Figure contents as structured data:
----

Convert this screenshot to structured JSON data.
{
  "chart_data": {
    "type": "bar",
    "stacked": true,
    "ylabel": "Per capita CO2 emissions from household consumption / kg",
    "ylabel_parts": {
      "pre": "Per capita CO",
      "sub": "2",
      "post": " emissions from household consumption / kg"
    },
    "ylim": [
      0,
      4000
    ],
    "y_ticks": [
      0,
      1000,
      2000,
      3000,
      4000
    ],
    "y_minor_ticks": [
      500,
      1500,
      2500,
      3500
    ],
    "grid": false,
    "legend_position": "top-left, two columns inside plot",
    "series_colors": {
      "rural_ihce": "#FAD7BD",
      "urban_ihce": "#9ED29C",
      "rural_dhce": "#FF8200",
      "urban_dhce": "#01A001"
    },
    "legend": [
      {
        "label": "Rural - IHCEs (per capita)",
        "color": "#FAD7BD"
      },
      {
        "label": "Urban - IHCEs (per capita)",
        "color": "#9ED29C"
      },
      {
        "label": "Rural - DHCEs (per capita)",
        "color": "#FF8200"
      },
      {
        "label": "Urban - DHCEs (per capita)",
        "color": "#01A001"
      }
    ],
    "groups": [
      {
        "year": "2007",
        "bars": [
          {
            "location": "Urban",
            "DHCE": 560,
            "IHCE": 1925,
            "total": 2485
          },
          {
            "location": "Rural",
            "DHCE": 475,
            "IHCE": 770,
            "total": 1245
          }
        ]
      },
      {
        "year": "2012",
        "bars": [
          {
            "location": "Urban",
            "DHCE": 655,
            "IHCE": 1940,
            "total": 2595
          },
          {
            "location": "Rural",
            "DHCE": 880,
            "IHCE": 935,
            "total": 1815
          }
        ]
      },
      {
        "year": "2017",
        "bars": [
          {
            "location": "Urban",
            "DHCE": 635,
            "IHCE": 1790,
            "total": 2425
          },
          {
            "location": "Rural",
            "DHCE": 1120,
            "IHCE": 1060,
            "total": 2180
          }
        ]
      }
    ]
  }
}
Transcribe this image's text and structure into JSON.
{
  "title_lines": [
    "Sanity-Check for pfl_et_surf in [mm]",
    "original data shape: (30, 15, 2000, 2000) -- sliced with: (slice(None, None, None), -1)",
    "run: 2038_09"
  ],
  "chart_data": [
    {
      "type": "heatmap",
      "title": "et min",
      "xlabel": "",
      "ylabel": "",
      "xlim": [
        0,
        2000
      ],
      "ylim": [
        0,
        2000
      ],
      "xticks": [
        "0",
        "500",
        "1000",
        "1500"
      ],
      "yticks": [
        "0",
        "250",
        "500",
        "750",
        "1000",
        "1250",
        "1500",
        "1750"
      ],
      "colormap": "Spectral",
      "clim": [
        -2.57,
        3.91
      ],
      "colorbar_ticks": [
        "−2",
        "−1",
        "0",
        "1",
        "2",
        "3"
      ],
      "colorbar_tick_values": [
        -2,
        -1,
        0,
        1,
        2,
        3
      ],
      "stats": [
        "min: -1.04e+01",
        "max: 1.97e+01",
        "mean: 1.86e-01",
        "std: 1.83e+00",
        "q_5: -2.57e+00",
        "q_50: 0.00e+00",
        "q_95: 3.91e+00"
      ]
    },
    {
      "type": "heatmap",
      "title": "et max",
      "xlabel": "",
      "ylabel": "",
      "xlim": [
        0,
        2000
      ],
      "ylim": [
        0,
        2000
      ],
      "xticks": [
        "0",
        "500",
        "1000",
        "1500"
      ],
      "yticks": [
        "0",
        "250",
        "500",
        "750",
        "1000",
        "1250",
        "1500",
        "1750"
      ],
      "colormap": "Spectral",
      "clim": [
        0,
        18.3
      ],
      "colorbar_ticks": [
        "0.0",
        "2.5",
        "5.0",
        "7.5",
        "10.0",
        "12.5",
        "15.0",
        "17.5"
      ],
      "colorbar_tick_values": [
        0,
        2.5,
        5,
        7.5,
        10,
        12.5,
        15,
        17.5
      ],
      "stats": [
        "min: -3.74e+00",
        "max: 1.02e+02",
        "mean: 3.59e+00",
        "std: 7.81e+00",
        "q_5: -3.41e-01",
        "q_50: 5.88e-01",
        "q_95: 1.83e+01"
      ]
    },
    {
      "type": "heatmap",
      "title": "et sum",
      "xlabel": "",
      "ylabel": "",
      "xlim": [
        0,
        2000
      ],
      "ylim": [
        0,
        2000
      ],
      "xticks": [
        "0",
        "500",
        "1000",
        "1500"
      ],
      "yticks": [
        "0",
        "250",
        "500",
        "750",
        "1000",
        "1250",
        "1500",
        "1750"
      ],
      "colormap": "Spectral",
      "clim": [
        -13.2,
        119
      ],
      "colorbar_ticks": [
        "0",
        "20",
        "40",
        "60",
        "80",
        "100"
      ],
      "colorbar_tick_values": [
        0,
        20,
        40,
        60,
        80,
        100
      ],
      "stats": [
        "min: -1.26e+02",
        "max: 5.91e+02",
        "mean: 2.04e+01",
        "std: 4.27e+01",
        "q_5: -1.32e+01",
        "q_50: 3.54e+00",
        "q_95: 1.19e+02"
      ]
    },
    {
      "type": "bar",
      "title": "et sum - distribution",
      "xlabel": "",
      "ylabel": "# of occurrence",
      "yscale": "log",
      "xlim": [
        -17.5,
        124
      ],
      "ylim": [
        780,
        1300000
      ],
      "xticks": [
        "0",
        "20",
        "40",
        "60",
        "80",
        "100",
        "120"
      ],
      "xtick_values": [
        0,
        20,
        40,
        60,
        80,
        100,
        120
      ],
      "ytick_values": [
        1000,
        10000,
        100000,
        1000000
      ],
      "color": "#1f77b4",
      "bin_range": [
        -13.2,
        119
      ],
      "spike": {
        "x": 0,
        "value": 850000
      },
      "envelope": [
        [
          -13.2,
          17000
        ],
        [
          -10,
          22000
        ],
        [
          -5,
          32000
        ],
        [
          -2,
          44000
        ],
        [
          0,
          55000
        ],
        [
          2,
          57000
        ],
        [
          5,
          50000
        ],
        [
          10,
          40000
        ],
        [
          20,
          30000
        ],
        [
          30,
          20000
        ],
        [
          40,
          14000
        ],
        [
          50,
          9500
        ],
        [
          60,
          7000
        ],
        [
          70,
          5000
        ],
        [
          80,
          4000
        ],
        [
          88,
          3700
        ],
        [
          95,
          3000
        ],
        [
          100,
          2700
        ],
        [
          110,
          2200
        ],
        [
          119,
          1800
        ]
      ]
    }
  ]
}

----

**EXERCISE**
Reproduce all of the material above word for word.

**THE REPLY**
Convert this screenshot to structured JSON data.
{
  "chart_data": {
    "type": "bar",
    "stacked": true,
    "ylabel": "Per capita CO2 emissions from household consumption / kg",
    "ylabel_parts": {
      "pre": "Per capita CO",
      "sub": "2",
      "post": " emissions from household consumption / kg"
    },
    "ylim": [
      0,
      4000
    ],
    "y_ticks": [
      0,
      1000,
      2000,
      3000,
      4000
    ],
    "y_minor_ticks": [
      500,
      1500,
      2500,
      3500
    ],
    "grid": false,
    "legend_position": "top-left, two columns inside plot",
    "series_colors": {
      "rural_ihce": "#FAD7BD",
      "urban_ihce": "#9ED29C",
      "rural_dhce": "#FF8200",
      "urban_dhce": "#01A001"
    },
    "legend": [
      {
        "label": "Rural - IHCEs (per capita)",
        "color": "#FAD7BD"
      },
      {
        "label": "Urban - IHCEs (per capita)",
        "color": "#9ED29C"
      },
      {
        "label": "Rural - DHCEs (per capita)",
        "color": "#FF8200"
      },
      {
        "label": "Urban - DHCEs (per capita)",
        "color": "#01A001"
      }
    ],
    "groups": [
      {
        "year": "2007",
        "bars": [
          {
            "location": "Urban",
            "DHCE": 560,
            "IHCE": 1925,
            "total": 2485
          },
          {
            "location": "Rural",
            "DHCE": 475,
            "IHCE": 770,
            "total": 1245
          }
        ]
      },
      {
        "year": "2012",
        "bars": [
          {
            "location": "Urban",
            "DHCE": 655,
            "IHCE": 1940,
            "total": 2595
          },
          {
            "location": "Rural",
            "DHCE": 880,
            "IHCE": 935,
            "total": 1815
          }
        ]
      },
      {
        "year": "2017",
        "bars": [
          {
            "location": "Urban",
            "DHCE": 635,
            "IHCE": 1790,
            "total": 2425
          },
          {
            "location": "Rural",
            "DHCE": 1120,
            "IHCE": 1060,
            "total": 2180
          }
        ]
      }
    ]
  }
}
Transcribe this image's text and structure into JSON.
{
  "title_lines": [
    "Sanity-Check for pfl_et_surf in [mm]",
    "original data shape: (30, 15, 2000, 2000) -- sliced with: (slice(None, None, None), -1)",
    "run: 2038_09"
  ],
  "chart_data": [
    {
      "type": "heatmap",
      "title": "et min",
      "xlabel": "",
      "ylabel": "",
      "xlim": [
        0,
        2000
      ],
      "ylim": [
        0,
        2000
      ],
      "xticks": [
        "0",
        "500",
        "1000",
        "1500"
      ],
      "yticks": [
        "0",
        "250",
        "500",
        "750",
        "1000",
        "1250",
        "1500",
        "1750"
      ],
      "colormap": "Spectral",
      "clim": [
        -2.57,
        3.91
      ],
      "colorbar_ticks": [
        "−2",
        "−1",
        "0",
        "1",
        "2",
        "3"
      ],
      "colorbar_tick_values": [
        -2,
        -1,
        0,
        1,
        2,
        3
      ],
      "stats": [
        "min: -1.04e+01",
        "max: 1.97e+01",
        "mean: 1.86e-01",
        "std: 1.83e+00",
        "q_5: -2.57e+00",
        "q_50: 0.00e+00",
        "q_95: 3.91e+00"
      ]
    },
    {
      "type": "heatmap",
      "title": "et max",
      "xlabel": "",
      "ylabel": "",
      "xlim": [
        0,
        2000
      ],
      "ylim": [
        0,
        2000
      ],
      "xticks": [
        "0",
        "500",
        "1000",
        "1500"
      ],
      "yticks": [
        "0",
        "250",
        "500",
        "750",
        "1000",
        "1250",
        "1500",
        "1750"
      ],
      "colormap": "Spectral",
      "clim": [
        0,
        18.3
      ],
      "colorbar_ticks": [
        "0.0",
        "2.5",
        "5.0",
        "7.5",
        "10.0",
        "12.5",
        "15.0",
        "17.5"
      ],
      "colorbar_tick_values": [
        0,
        2.5,
        5,
        7.5,
        10,
        12.5,
        15,
        17.5
      ],
      "stats": [
        "min: -3.74e+00",
        "max: 1.02e+02",
        "mean: 3.59e+00",
        "std: 7.81e+00",
        "q_5: -3.41e-01",
        "q_50: 5.88e-01",
        "q_95: 1.83e+01"
      ]
    },
    {
      "type": "heatmap",
      "title": "et sum",
      "xlabel": "",
      "ylabel": "",
      "xlim": [
        0,
        2000
      ],
      "ylim": [
        0,
        2000
      ],
      "xticks": [
        "0",
        "500",
        "1000",
        "1500"
      ],
      "yticks": [
        "0",
        "250",
        "500",
        "750",
        "1000",
        "1250",
        "1500",
        "1750"
      ],
      "colormap": "Spectral",
      "clim": [
        -13.2,
        119
      ],
      "colorbar_ticks": [
        "0",
        "20",
        "40",
        "60",
        "80",
        "100"
      ],
      "colorbar_tick_values": [
        0,
        20,
        40,
        60,
        80,
        100
      ],
      "stats": [
        "min: -1.26e+02",
        "max: 5.91e+02",
        "mean: 2.04e+01",
        "std: 4.27e+01",
        "q_5: -1.32e+01",
        "q_50: 3.54e+00",
        "q_95: 1.19e+02"
      ]
    },
    {
      "type": "bar",
      "title": "et sum - distribution",
      "xlabel": "",
      "ylabel": "# of occurrence",
      "yscale": "log",
      "xlim": [
        -17.5,
        124
      ],
      "ylim": [
        780,
        1300000
      ],
      "xticks": [
        "0",
        "20",
        "40",
        "60",
        "80",
        "100",
        "120"
      ],
      "xtick_values": [
        0,
        20,
        40,
        60,
        80,
        100,
        120
      ],
      "ytick_values": [
        1000,
        10000,
        100000,
        1000000
      ],
      "color": "#1f77b4",
      "bin_range": [
        -13.2,
        119
      ],
      "spike": {
        "x": 0,
        "value": 850000
      },
      "envelope": [
        [
          -13.2,
          17000
        ],
        [
          -10,
          22000
        ],
        [
          -5,
          32000
        ],
        [
          -2,
          44000
        ],
        [
          0,
          55000
        ],
        [
          2,
          57000
        ],
        [
          5,
          50000
        ],
        [
          10,
          40000
        ],
        [
          20,
          30000
        ],
        [
          30,
          20000
        ],
        [
          40,
          14000
        ],
        [
          50,
          9500
        ],
        [
          60,
          7000
        ],
        [
          70,
          5000
        ],
        [
          80,
          4000
        ],
        [
          88,
          3700
        ],
        [
          95,
          3000
        ],
        [
          100,
          2700
        ],
        [
          110,
          2200
        ],
        [
          119,
          1800
        ]
      ]
    }
  ]
}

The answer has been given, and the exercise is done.